What to produce |
Return the rows below word for word, starting at the first row and ending at the row that contains "x-tick-label: 1.4 bbox=[1985, 1507, 2042, 1549]", with both of those rows included.

Listing |
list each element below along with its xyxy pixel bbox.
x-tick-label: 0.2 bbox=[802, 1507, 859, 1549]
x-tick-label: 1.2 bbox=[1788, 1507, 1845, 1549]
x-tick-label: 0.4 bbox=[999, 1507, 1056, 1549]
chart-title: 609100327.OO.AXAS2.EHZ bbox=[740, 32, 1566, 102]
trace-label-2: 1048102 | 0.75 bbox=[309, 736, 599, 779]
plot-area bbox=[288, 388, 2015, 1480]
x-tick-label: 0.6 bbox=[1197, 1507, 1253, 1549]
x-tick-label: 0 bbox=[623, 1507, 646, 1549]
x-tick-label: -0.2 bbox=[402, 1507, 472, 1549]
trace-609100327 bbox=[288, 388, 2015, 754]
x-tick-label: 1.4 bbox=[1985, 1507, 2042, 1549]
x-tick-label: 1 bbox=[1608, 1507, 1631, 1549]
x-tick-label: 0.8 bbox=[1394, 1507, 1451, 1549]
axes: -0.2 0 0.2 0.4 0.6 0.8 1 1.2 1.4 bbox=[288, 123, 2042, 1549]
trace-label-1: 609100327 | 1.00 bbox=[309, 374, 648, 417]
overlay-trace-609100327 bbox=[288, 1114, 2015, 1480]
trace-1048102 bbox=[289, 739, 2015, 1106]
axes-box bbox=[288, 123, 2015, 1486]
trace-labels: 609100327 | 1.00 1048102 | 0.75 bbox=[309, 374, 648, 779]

Solution |
list each element below along with its xyxy pixel bbox.
x-tick-label: 0.2 bbox=[802, 1507, 859, 1549]
x-tick-label: 1.2 bbox=[1788, 1507, 1845, 1549]
x-tick-label: 0.4 bbox=[999, 1507, 1056, 1549]
chart-title: 609100327.OO.AXAS2.EHZ bbox=[740, 32, 1566, 102]
trace-label-2: 1048102 | 0.75 bbox=[309, 736, 599, 779]
plot-area bbox=[288, 388, 2015, 1480]
x-tick-label: 0.6 bbox=[1197, 1507, 1253, 1549]
x-tick-label: 0 bbox=[623, 1507, 646, 1549]
x-tick-label: -0.2 bbox=[402, 1507, 472, 1549]
trace-609100327 bbox=[288, 388, 2015, 754]
x-tick-label: 1.4 bbox=[1985, 1507, 2042, 1549]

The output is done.